* **Instruction**
Tally the lines that contain "Sradha" and report the total alone.

* **Input data**
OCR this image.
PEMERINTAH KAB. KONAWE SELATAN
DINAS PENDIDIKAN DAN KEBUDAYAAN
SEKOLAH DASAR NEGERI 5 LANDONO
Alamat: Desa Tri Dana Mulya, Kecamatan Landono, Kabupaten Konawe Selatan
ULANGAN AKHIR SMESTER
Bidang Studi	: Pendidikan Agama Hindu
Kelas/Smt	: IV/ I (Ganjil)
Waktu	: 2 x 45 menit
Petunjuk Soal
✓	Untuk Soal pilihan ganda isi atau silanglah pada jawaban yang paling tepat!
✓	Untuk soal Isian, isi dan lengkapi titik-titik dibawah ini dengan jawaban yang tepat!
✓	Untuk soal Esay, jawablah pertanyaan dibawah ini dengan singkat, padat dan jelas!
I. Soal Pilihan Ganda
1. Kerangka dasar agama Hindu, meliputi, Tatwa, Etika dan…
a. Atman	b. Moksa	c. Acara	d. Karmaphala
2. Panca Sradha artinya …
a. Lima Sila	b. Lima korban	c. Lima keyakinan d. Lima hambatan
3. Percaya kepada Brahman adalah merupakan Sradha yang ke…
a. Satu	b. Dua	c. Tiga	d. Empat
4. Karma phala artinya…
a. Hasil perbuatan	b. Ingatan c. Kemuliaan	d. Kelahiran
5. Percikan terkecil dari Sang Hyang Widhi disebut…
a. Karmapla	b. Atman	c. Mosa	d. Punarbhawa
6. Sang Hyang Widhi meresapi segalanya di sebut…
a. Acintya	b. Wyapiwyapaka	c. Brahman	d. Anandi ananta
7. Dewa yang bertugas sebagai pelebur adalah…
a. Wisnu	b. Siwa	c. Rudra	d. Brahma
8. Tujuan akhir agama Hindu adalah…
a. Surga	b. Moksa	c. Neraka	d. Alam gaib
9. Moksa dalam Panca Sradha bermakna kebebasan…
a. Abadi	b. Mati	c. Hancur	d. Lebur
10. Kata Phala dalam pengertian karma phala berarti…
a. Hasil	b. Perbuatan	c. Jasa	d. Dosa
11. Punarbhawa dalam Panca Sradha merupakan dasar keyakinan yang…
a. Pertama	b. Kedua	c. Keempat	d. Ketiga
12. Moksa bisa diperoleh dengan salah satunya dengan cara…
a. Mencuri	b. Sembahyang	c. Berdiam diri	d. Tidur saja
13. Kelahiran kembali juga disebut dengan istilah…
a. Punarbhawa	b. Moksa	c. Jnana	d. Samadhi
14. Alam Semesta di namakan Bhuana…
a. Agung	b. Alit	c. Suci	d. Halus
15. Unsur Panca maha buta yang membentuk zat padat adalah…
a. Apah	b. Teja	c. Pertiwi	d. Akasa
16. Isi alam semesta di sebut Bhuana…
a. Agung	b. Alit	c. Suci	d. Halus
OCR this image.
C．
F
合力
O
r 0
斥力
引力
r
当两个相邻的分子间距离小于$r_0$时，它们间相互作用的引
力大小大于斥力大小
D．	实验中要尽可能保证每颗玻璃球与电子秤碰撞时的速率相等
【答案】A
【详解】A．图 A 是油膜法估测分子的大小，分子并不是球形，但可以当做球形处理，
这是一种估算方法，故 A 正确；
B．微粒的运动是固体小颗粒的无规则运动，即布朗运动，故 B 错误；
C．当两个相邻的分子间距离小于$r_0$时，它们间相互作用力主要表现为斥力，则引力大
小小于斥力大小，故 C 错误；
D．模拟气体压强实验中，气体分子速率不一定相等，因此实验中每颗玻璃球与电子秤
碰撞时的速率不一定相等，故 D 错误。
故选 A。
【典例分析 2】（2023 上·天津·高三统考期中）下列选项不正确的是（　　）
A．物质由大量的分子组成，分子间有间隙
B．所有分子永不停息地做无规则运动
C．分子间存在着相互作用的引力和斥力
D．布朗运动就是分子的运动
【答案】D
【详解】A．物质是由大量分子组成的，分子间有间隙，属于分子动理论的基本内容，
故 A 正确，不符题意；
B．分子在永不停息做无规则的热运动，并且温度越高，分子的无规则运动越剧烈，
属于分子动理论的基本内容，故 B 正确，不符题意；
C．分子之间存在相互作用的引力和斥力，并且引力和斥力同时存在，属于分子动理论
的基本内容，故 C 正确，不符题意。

* **Solution to the exercise**
4